Figure record extracts:
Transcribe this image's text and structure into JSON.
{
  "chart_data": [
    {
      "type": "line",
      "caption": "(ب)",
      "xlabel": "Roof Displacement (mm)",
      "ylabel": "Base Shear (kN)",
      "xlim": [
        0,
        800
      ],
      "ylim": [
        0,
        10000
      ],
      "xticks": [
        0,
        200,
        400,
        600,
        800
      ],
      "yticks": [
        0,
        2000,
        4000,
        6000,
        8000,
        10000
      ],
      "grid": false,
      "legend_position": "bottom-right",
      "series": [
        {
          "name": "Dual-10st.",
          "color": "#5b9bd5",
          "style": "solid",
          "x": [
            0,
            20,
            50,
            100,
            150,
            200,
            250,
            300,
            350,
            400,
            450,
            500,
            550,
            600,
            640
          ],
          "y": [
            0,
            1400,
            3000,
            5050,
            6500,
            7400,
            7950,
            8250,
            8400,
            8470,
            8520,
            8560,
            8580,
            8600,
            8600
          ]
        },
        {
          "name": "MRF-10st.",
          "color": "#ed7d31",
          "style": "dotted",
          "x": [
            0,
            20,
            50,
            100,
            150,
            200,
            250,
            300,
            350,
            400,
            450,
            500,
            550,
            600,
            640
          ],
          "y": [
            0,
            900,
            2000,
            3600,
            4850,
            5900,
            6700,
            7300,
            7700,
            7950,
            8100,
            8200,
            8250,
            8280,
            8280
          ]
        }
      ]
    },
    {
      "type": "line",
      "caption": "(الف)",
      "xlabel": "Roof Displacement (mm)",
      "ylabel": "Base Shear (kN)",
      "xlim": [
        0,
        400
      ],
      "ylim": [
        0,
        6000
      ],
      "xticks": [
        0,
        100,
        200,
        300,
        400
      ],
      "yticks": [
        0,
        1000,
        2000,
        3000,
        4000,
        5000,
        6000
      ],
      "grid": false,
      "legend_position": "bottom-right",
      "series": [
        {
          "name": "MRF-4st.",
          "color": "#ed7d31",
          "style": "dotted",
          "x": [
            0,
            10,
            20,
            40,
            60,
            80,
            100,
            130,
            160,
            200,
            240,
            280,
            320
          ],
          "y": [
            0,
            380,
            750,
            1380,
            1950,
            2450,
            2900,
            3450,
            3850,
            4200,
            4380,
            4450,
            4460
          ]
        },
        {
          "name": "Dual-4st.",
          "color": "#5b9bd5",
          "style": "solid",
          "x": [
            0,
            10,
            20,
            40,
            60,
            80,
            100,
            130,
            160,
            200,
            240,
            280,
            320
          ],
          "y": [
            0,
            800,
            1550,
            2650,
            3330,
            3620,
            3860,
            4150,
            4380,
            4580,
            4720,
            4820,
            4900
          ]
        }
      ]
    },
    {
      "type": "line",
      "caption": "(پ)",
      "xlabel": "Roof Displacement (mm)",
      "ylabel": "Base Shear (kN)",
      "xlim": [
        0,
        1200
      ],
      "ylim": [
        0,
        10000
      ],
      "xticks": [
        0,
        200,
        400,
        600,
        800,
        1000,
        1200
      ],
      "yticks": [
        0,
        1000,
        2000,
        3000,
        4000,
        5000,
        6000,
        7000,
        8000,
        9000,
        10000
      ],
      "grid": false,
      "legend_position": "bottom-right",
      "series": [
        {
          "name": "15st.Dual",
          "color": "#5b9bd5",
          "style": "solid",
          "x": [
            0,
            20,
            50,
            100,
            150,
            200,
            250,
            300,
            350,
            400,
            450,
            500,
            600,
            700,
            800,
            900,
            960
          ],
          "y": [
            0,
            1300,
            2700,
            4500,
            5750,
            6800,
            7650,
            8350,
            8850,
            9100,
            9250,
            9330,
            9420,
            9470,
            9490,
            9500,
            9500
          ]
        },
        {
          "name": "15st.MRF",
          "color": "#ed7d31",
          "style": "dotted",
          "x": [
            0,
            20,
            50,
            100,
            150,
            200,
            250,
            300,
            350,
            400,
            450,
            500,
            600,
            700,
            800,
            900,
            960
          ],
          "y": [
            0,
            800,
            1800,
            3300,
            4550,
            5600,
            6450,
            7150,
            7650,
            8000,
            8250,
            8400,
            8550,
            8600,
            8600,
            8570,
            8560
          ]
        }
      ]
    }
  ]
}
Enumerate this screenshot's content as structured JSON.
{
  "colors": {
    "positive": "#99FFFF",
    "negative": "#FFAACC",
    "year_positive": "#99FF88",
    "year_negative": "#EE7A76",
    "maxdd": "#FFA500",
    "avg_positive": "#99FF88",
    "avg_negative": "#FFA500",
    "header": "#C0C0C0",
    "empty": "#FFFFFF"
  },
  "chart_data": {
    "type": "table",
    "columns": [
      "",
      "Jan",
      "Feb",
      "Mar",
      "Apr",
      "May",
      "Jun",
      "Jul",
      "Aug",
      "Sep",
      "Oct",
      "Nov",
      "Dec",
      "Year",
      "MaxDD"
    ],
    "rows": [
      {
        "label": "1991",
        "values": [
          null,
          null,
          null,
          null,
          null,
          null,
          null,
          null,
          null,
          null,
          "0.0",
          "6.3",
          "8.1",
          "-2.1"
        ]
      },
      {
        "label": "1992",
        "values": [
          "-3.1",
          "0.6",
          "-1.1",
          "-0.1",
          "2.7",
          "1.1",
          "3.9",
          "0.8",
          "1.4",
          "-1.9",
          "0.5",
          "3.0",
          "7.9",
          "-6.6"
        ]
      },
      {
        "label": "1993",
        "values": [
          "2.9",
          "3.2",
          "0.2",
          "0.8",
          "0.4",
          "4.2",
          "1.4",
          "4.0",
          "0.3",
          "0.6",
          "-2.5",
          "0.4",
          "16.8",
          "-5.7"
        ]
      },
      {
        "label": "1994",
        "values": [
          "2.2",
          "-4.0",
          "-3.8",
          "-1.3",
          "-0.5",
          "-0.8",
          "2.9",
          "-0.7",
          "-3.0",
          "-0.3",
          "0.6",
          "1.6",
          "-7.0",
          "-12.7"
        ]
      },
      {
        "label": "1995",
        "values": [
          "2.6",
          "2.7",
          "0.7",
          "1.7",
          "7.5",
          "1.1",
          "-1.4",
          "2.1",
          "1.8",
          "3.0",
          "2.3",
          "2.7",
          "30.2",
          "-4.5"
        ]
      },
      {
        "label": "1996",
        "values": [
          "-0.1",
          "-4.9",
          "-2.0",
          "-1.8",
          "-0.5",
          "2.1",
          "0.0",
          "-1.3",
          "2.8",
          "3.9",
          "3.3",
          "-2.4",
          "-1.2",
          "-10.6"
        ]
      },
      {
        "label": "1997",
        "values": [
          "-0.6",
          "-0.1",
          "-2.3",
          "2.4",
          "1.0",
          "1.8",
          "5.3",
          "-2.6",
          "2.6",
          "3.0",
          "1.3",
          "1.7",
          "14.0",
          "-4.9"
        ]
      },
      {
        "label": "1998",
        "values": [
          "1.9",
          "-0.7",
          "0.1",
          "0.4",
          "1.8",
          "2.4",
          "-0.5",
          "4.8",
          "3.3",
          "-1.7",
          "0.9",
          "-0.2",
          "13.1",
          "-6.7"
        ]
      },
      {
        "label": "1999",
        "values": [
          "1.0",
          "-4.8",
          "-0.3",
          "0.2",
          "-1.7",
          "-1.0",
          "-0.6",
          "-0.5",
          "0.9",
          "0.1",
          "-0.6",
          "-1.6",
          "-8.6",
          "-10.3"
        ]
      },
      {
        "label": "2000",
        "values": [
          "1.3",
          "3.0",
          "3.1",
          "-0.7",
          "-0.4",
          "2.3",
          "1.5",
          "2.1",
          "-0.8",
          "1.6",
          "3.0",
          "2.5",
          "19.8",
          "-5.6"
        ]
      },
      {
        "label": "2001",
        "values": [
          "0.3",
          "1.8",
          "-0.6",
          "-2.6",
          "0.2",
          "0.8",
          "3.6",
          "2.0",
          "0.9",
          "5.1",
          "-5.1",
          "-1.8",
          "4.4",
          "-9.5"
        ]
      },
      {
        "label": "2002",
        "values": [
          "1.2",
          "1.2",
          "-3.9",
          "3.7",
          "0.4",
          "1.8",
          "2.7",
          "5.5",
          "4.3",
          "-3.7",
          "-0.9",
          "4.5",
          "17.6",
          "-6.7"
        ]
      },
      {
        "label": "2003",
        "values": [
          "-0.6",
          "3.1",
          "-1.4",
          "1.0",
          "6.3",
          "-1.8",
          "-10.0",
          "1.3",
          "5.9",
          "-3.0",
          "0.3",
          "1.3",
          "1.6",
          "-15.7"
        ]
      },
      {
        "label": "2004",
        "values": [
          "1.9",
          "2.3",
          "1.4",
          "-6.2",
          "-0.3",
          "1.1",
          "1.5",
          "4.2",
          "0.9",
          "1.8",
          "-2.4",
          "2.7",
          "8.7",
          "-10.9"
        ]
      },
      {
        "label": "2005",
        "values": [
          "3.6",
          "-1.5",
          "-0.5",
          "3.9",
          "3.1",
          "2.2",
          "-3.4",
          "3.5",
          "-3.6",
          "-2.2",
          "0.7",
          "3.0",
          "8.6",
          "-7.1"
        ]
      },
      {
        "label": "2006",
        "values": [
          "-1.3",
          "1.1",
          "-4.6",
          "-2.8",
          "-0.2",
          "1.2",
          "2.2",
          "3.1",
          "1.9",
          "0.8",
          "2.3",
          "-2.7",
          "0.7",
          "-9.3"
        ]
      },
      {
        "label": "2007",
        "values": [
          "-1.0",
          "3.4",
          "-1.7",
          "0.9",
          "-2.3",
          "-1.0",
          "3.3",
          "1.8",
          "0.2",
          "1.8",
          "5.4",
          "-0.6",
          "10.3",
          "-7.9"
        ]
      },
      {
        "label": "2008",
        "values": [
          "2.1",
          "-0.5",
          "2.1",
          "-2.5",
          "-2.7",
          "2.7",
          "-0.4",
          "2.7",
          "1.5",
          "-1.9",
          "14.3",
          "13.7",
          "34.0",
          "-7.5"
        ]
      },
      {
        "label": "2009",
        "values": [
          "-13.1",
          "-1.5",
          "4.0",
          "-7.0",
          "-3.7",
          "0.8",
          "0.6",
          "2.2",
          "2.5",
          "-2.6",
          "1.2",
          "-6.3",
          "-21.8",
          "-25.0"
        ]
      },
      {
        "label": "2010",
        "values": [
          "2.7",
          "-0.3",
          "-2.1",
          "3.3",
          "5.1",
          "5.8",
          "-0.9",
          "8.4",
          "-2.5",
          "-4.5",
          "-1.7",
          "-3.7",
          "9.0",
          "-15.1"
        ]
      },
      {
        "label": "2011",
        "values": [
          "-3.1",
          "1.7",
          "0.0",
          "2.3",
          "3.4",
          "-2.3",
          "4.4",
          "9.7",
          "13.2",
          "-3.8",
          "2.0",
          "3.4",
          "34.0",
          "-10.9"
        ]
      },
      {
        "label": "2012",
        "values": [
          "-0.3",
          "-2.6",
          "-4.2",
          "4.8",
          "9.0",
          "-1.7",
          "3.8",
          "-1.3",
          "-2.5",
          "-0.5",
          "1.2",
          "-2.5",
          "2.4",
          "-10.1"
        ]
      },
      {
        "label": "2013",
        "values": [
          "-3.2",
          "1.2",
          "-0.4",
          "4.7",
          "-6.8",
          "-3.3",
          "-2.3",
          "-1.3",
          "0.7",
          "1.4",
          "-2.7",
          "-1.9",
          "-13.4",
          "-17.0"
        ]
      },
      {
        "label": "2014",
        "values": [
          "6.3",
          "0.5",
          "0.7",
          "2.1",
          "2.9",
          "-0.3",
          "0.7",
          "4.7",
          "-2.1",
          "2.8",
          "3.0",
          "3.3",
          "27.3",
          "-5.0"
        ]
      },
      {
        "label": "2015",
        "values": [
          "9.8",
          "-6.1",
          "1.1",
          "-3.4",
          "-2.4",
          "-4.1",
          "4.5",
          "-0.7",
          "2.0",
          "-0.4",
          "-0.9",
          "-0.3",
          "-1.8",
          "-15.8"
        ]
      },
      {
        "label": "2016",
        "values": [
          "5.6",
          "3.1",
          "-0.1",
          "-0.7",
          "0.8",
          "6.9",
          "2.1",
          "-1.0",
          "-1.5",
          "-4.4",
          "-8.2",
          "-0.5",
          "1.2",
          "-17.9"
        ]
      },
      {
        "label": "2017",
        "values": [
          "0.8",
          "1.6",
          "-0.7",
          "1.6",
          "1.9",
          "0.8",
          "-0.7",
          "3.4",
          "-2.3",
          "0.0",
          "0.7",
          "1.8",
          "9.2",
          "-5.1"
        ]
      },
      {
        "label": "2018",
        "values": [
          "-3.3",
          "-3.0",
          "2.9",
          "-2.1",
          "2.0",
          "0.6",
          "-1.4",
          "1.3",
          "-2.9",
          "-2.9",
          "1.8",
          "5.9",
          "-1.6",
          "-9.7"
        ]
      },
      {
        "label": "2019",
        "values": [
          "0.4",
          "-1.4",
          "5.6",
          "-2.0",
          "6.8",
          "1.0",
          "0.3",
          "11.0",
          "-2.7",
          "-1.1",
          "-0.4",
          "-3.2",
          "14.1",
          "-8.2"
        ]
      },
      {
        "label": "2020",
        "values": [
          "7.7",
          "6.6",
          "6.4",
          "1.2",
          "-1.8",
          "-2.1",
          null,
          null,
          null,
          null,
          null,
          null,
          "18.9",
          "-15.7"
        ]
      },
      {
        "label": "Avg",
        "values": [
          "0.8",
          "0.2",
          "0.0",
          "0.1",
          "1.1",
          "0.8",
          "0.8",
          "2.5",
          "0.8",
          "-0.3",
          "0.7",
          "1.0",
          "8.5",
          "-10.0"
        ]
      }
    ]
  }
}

_Your goal:_ Indicate how many lines of the material contain the string "name", giving the number and nothing more.

_Right answer:_ 6